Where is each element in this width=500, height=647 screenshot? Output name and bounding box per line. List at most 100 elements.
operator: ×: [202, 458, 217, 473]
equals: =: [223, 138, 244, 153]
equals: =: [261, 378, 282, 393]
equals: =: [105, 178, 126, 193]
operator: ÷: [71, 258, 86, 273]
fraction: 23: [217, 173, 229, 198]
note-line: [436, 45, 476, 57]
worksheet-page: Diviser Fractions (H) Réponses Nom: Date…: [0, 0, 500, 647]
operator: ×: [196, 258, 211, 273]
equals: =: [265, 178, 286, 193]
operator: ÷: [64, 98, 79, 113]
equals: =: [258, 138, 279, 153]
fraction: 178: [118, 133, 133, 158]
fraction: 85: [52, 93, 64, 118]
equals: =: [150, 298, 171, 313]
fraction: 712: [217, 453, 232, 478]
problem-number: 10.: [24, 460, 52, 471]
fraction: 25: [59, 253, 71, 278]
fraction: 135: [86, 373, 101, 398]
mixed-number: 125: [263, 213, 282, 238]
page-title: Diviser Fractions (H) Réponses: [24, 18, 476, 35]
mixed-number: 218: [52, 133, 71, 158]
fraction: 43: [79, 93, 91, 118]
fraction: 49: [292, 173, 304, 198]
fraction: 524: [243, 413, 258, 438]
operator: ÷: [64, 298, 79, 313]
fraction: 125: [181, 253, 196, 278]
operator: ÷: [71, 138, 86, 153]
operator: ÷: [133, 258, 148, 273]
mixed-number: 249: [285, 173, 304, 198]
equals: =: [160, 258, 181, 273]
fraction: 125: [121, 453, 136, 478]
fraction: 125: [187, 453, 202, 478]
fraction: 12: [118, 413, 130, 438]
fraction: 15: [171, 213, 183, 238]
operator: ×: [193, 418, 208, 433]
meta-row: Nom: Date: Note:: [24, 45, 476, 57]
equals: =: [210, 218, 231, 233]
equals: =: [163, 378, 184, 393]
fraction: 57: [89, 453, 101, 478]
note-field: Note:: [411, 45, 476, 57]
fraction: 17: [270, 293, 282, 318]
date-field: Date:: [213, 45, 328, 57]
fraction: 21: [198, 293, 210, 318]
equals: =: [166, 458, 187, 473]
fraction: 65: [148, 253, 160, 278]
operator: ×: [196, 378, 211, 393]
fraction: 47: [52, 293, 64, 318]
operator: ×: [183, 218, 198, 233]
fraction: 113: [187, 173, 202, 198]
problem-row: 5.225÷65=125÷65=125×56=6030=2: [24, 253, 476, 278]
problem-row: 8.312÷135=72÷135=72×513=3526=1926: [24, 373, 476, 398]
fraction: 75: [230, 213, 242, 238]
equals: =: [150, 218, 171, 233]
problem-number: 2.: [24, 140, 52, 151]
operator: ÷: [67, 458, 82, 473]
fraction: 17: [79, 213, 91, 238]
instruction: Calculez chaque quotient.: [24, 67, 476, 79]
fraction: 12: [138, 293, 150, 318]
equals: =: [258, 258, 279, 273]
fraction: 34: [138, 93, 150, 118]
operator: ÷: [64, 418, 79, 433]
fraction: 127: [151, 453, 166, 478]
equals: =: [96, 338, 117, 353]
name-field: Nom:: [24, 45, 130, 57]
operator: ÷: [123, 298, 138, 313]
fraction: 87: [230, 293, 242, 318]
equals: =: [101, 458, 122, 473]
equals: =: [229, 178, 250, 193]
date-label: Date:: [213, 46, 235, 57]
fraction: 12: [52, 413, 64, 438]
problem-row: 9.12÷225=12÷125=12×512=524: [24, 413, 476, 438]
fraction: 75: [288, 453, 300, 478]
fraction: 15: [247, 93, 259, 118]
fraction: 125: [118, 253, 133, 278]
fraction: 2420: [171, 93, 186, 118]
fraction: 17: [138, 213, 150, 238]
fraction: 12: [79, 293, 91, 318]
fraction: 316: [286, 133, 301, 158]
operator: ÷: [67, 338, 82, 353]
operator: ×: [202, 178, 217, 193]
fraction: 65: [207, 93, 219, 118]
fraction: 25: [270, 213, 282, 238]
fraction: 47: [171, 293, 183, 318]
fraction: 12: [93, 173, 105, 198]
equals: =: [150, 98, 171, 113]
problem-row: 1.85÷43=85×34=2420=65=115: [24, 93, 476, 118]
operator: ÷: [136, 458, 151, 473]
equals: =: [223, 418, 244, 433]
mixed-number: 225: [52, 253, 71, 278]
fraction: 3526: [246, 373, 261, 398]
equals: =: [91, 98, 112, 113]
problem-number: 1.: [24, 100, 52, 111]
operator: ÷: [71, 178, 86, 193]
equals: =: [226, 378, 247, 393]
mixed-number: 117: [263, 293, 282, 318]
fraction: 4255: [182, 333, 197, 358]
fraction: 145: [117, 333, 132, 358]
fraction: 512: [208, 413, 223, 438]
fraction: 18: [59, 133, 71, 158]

......

Work to complete
Copy every one of the records above line for line, with no changes.

The response
Where is each element in this width=500, height=647 screenshot? Output name and bounding box per line. List at most 100 elements.
operator: ×: [202, 458, 217, 473]
equals: =: [223, 138, 244, 153]
equals: =: [261, 378, 282, 393]
equals: =: [105, 178, 126, 193]
operator: ÷: [71, 258, 86, 273]
fraction: 23: [217, 173, 229, 198]
note-line: [436, 45, 476, 57]
worksheet-page: Diviser Fractions (H) Réponses Nom: Date…: [0, 0, 500, 647]
operator: ×: [196, 258, 211, 273]
equals: =: [265, 178, 286, 193]
operator: ÷: [64, 98, 79, 113]
equals: =: [258, 138, 279, 153]
fraction: 178: [118, 133, 133, 158]
fraction: 85: [52, 93, 64, 118]
equals: =: [150, 298, 171, 313]
fraction: 712: [217, 453, 232, 478]
problem-number: 10.: [24, 460, 52, 471]
fraction: 25: [59, 253, 71, 278]
fraction: 135: [86, 373, 101, 398]
mixed-number: 125: [263, 213, 282, 238]
page-title: Diviser Fractions (H) Réponses: [24, 18, 476, 35]
mixed-number: 218: [52, 133, 71, 158]
fraction: 43: [79, 93, 91, 118]
fraction: 49: [292, 173, 304, 198]
fraction: 524: [243, 413, 258, 438]
operator: ÷: [64, 298, 79, 313]
fraction: 125: [181, 253, 196, 278]
operator: ÷: [71, 138, 86, 153]
operator: ÷: [133, 258, 148, 273]
mixed-number: 249: [285, 173, 304, 198]
equals: =: [160, 258, 181, 273]
fraction: 125: [121, 453, 136, 478]
fraction: 125: [187, 453, 202, 478]
fraction: 12: [118, 413, 130, 438]
fraction: 15: [171, 213, 183, 238]
operator: ×: [193, 418, 208, 433]
meta-row: Nom: Date: Note:: [24, 45, 476, 57]
equals: =: [210, 218, 231, 233]
equals: =: [163, 378, 184, 393]
fraction: 57: [89, 453, 101, 478]
note-field: Note:: [411, 45, 476, 57]
fraction: 17: [270, 293, 282, 318]
date-field: Date:: [213, 45, 328, 57]
fraction: 21: [198, 293, 210, 318]
equals: =: [166, 458, 187, 473]
fraction: 65: [148, 253, 160, 278]
operator: ×: [196, 378, 211, 393]
fraction: 47: [52, 293, 64, 318]
operator: ×: [183, 218, 198, 233]
fraction: 113: [187, 173, 202, 198]
problem-row: 5.225÷65=125÷65=125×56=6030=2: [24, 253, 476, 278]
problem-row: 8.312÷135=72÷135=72×513=3526=1926: [24, 373, 476, 398]
fraction: 75: [230, 213, 242, 238]
equals: =: [150, 218, 171, 233]
problem-number: 2.: [24, 140, 52, 151]
operator: ÷: [67, 458, 82, 473]
fraction: 17: [79, 213, 91, 238]
instruction: Calculez chaque quotient.: [24, 67, 476, 79]
fraction: 12: [138, 293, 150, 318]
equals: =: [258, 258, 279, 273]
fraction: 34: [138, 93, 150, 118]
operator: ÷: [64, 418, 79, 433]
fraction: 127: [151, 453, 166, 478]
equals: =: [96, 338, 117, 353]
name-field: Nom:: [24, 45, 130, 57]
operator: ÷: [123, 298, 138, 313]
fraction: 87: [230, 293, 242, 318]
equals: =: [101, 458, 122, 473]
equals: =: [229, 178, 250, 193]
date-label: Date:: [213, 46, 235, 57]
fraction: 12: [52, 413, 64, 438]
problem-row: 9.12÷225=12÷125=12×512=524: [24, 413, 476, 438]
fraction: 75: [288, 453, 300, 478]
fraction: 15: [247, 93, 259, 118]
fraction: 125: [118, 253, 133, 278]
fraction: 2420: [171, 93, 186, 118]
fraction: 17: [138, 213, 150, 238]
fraction: 12: [79, 293, 91, 318]
fraction: 316: [286, 133, 301, 158]
operator: ÷: [67, 338, 82, 353]
operator: ×: [202, 178, 217, 193]
fraction: 65: [207, 93, 219, 118]
fraction: 25: [270, 213, 282, 238]
fraction: 47: [171, 293, 183, 318]
fraction: 12: [93, 173, 105, 198]
equals: =: [150, 98, 171, 113]
problem-row: 1.85÷43=85×34=2420=65=115: [24, 93, 476, 118]
operator: ÷: [136, 458, 151, 473]
equals: =: [223, 418, 244, 433]
mixed-number: 225: [52, 253, 71, 278]
fraction: 3526: [246, 373, 261, 398]
equals: =: [91, 98, 112, 113]
problem-number: 1.: [24, 100, 52, 111]
operator: ÷: [71, 178, 86, 193]
equals: =: [226, 378, 247, 393]
mixed-number: 117: [263, 293, 282, 318]
fraction: 4255: [182, 333, 197, 358]
fraction: 145: [117, 333, 132, 358]
fraction: 512: [208, 413, 223, 438]
fraction: 18: [59, 133, 71, 158]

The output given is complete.